/---

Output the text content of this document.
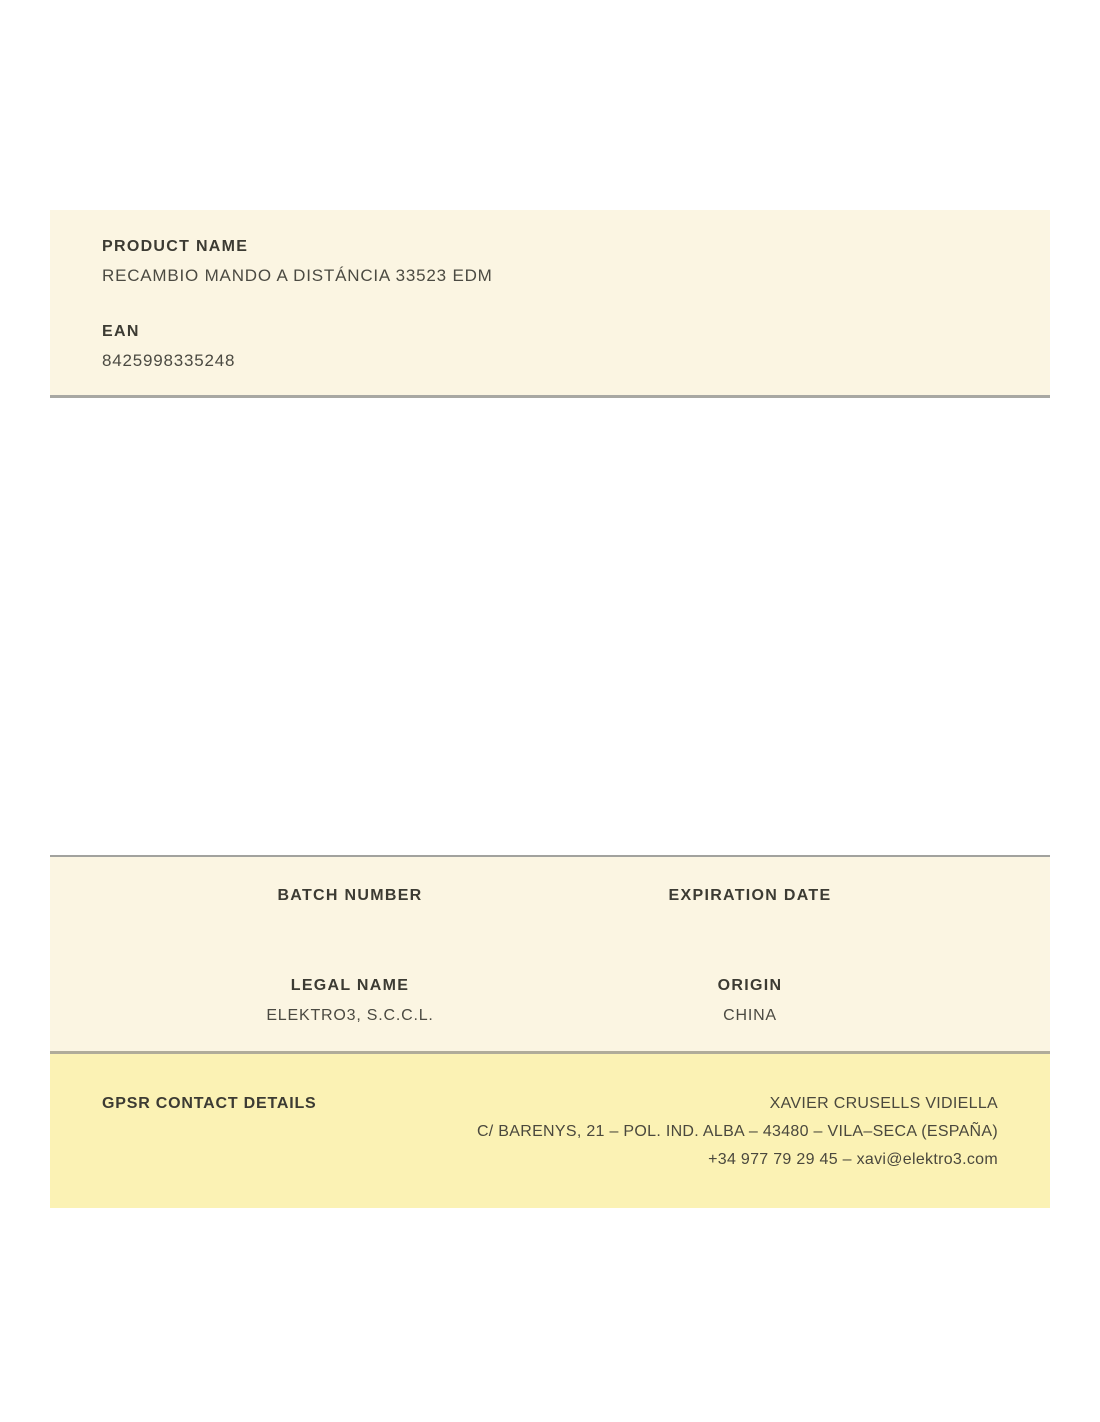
PRODUCT NAME
RECAMBIO MANDO A DISTÁNCIA 33523 EDM
EAN
8425998335248
BATCH NUMBER	EXPIRATION DATE
LEGAL NAME
ELEKTRO3, S.C.C.L.
ORIGIN
CHINA
GPSR CONTACT DETAILS	XAVIER CRUSELLS VIDIELLA
C/ BARENYS, 21 – POL. IND. ALBA – 43480 – VILA–SECA (ESPAÑA)
+34 977 79 29 45 – xavi@elektro3.com
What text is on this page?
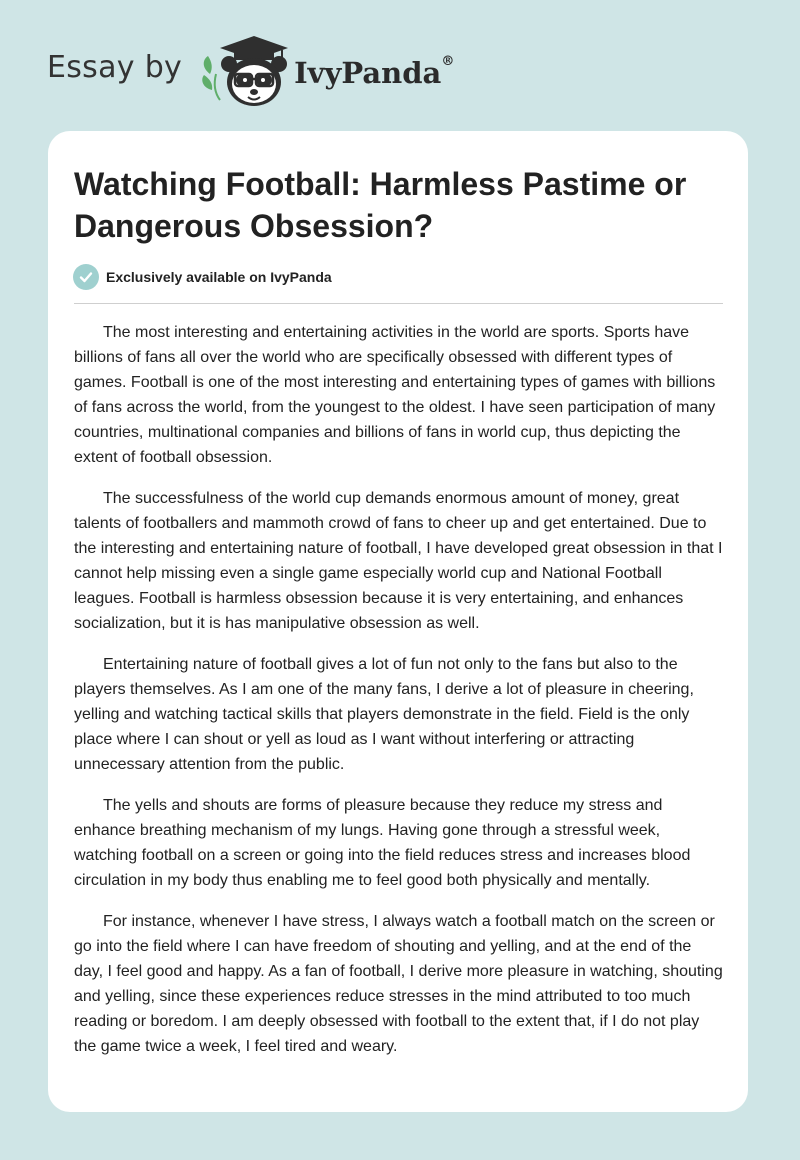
Essay by	IvyPanda®
Watching Football: Harmless Pastime or Dangerous Obsession?
Exclusively available on IvyPanda

The most interesting and entertaining activities in the world are sports. Sports have billions of fans all over the world who are specifically obsessed with different types of games. Football is one of the most interesting and entertaining types of games with billions of fans across the world, from the youngest to the oldest. I have seen participation of many countries, multinational companies and billions of fans in world cup, thus depicting the extent of football obsession.

The successfulness of the world cup demands enormous amount of money, great talents of footballers and mammoth crowd of fans to cheer up and get entertained. Due to the interesting and entertaining nature of football, I have developed great obsession in that I cannot help missing even a single game especially world cup and National Football leagues. Football is harmless obsession because it is very entertaining, and enhances socialization, but it is has manipulative obsession as well.

Entertaining nature of football gives a lot of fun not only to the fans but also to the players themselves. As I am one of the many fans, I derive a lot of pleasure in cheering, yelling and watching tactical skills that players demonstrate in the field. Field is the only place where I can shout or yell as loud as I want without interfering or attracting unnecessary attention from the public.

The yells and shouts are forms of pleasure because they reduce my stress and enhance breathing mechanism of my lungs. Having gone through a stressful week, watching football on a screen or going into the field reduces stress and increases blood circulation in my body thus enabling me to feel good both physically and mentally.

For instance, whenever I have stress, I always watch a football match on the screen or go into the field where I can have freedom of shouting and yelling, and at the end of the day, I feel good and happy. As a fan of football, I derive more pleasure in watching, shouting and yelling, since these experiences reduce stresses in the mind attributed to too much reading or boredom. I am deeply obsessed with football to the extent that, if I do not play the game twice a week, I feel tired and weary.
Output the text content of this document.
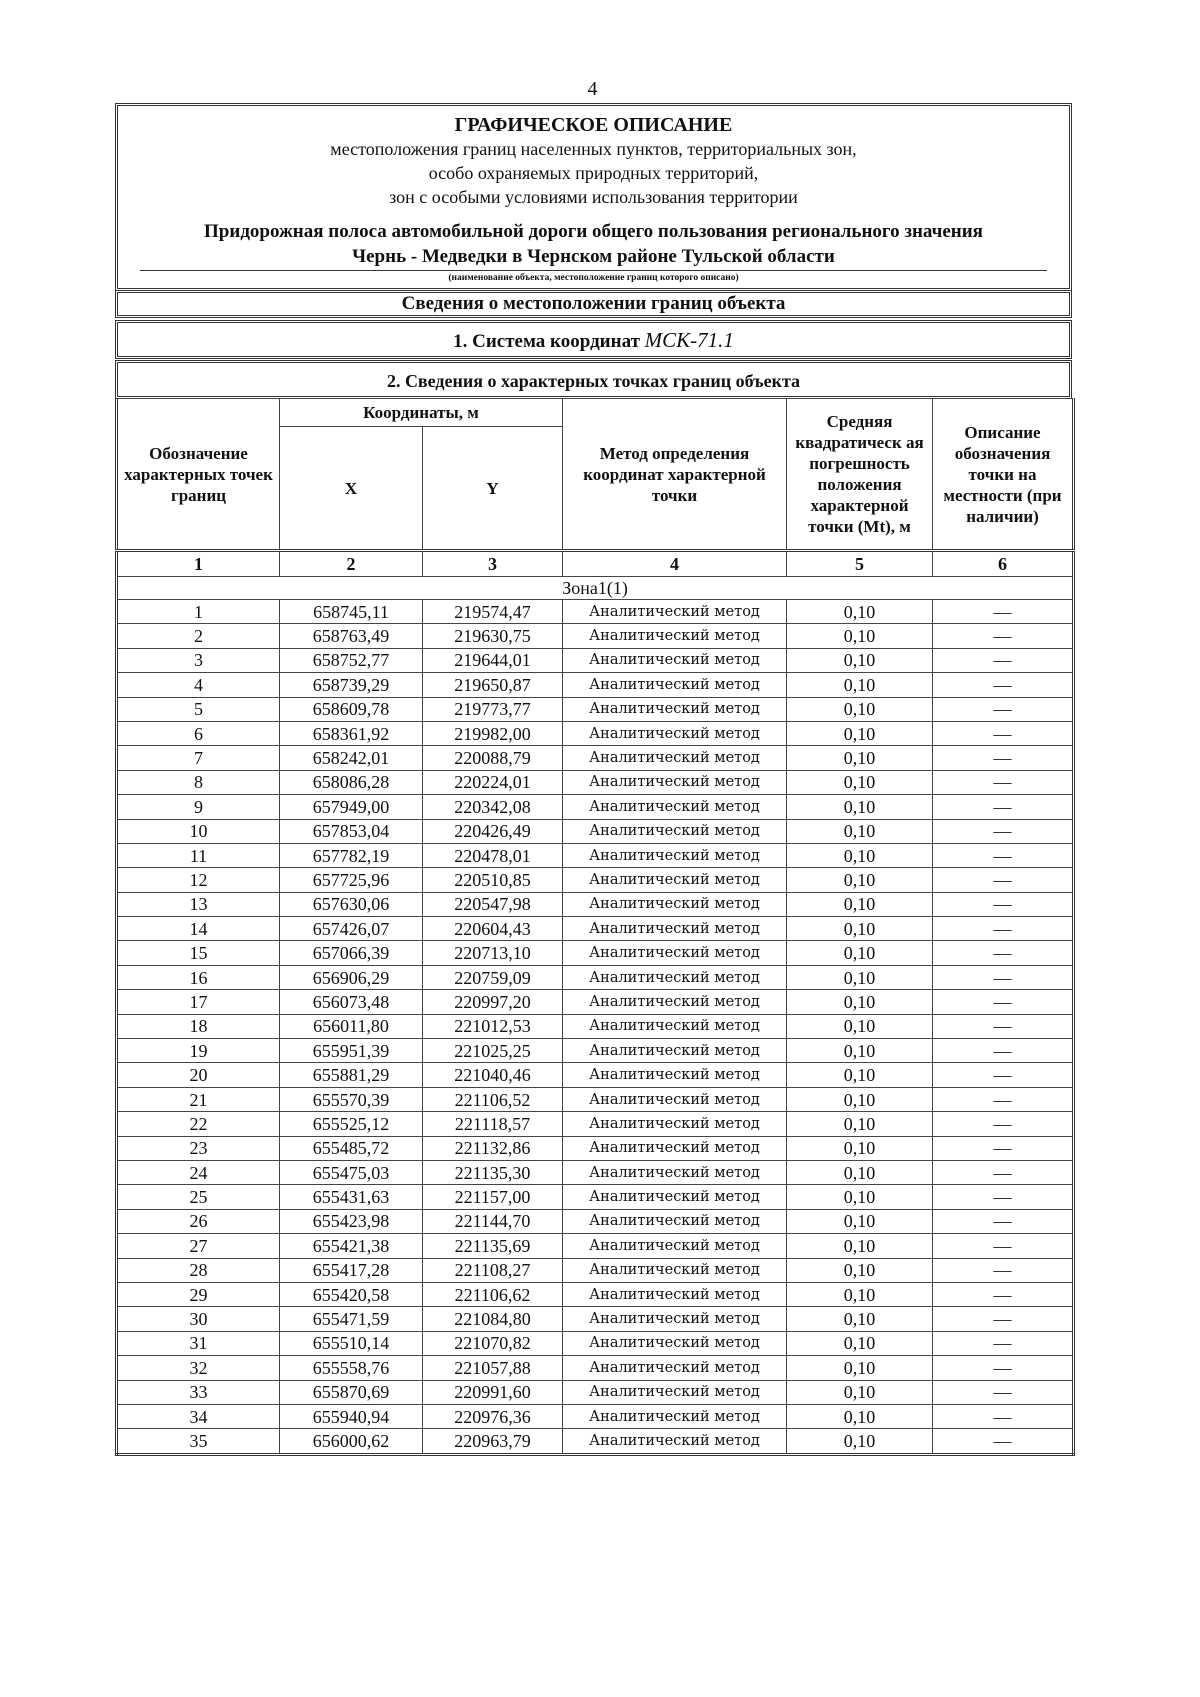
4
ГРАФИЧЕСКОЕ ОПИСАНИЕ
местоположения границ населенных пунктов, территориальных зон,
особо охраняемых природных территорий,
зон с особыми условиями использования территории
Придорожная полоса автомобильной дороги общего пользования регионального значения
Чернь - Медведки в Чернском районе Тульской области
(наименование объекта, местоположение границ которого описано)
Сведения о местоположении границ объекта
1. Система координат МСК-71.1
2. Сведения о характерных точках границ объекта
Обозначение характерных точек границ	Координаты, м		Метод определения координат характерной точки	Средняя квадратическ ая погрешность положения характерной точки (Mt), м	Описание обозначения точки на местности (при наличии)
	X	Y			
1	2	3	4	5	6
Зона1(1)					
1	658745,11	219574,47	Аналитический метод	0,10	—
2	658763,49	219630,75	Аналитический метод	0,10	—
3	658752,77	219644,01	Аналитический метод	0,10	—
4	658739,29	219650,87	Аналитический метод	0,10	—
5	658609,78	219773,77	Аналитический метод	0,10	—
6	658361,92	219982,00	Аналитический метод	0,10	—
7	658242,01	220088,79	Аналитический метод	0,10	—
8	658086,28	220224,01	Аналитический метод	0,10	—
9	657949,00	220342,08	Аналитический метод	0,10	—
10	657853,04	220426,49	Аналитический метод	0,10	—
11	657782,19	220478,01	Аналитический метод	0,10	—
12	657725,96	220510,85	Аналитический метод	0,10	—
13	657630,06	220547,98	Аналитический метод	0,10	—
14	657426,07	220604,43	Аналитический метод	0,10	—
15	657066,39	220713,10	Аналитический метод	0,10	—
16	656906,29	220759,09	Аналитический метод	0,10	—
17	656073,48	220997,20	Аналитический метод	0,10	—
18	656011,80	221012,53	Аналитический метод	0,10	—
19	655951,39	221025,25	Аналитический метод	0,10	—
20	655881,29	221040,46	Аналитический метод	0,10	—
21	655570,39	221106,52	Аналитический метод	0,10	—
22	655525,12	221118,57	Аналитический метод	0,10	—
23	655485,72	221132,86	Аналитический метод	0,10	—
24	655475,03	221135,30	Аналитический метод	0,10	—
25	655431,63	221157,00	Аналитический метод	0,10	—
26	655423,98	221144,70	Аналитический метод	0,10	—
27	655421,38	221135,69	Аналитический метод	0,10	—
28	655417,28	221108,27	Аналитический метод	0,10	—
29	655420,58	221106,62	Аналитический метод	0,10	—
30	655471,59	221084,80	Аналитический метод	0,10	—
31	655510,14	221070,82	Аналитический метод	0,10	—
32	655558,76	221057,88	Аналитический метод	0,10	—
33	655870,69	220991,60	Аналитический метод	0,10	—
34	655940,94	220976,36	Аналитический метод	0,10	—
35	656000,62	220963,79	Аналитический метод	0,10	—
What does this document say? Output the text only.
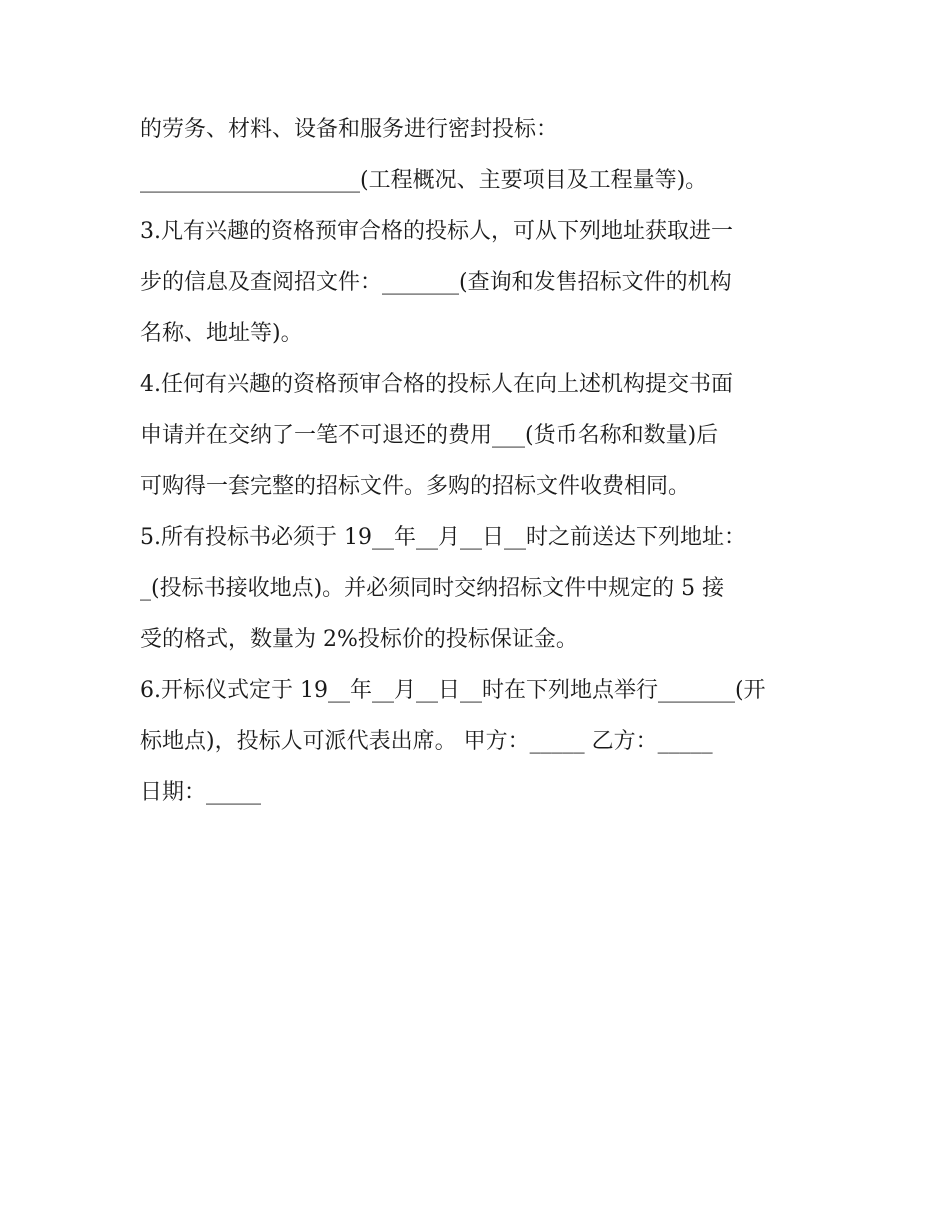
的劳务、材料、设备和服务进行密封投标：
____________________(工程概况、主要项目及工程量等)。
3.凡有兴趣的资格预审合格的投标人，可从下列地址获取进一
步的信息及查阅招文件：_______(查询和发售招标文件的机构
名称、地址等)。
4.任何有兴趣的资格预审合格的投标人在向上述机构提交书面
申请并在交纳了一笔不可退还的费用___(货币名称和数量)后
可购得一套完整的招标文件。多购的招标文件收费相同。
5.所有投标书必须于 19__年__月__日__时之前送达下列地址：
_(投标书接收地点)。并必须同时交纳招标文件中规定的 5 接
受的格式，数量为 2%投标价的投标保证金。
6.开标仪式定于 19__年__月__日__时在下列地点举行_______(开
标地点)，投标人可派代表出席。 甲方：_____ 乙方：_____
日期：_____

\---

* _Task_
Across the entries above, how many lines contain "that"? Provide only the count.

* _Task solution_
3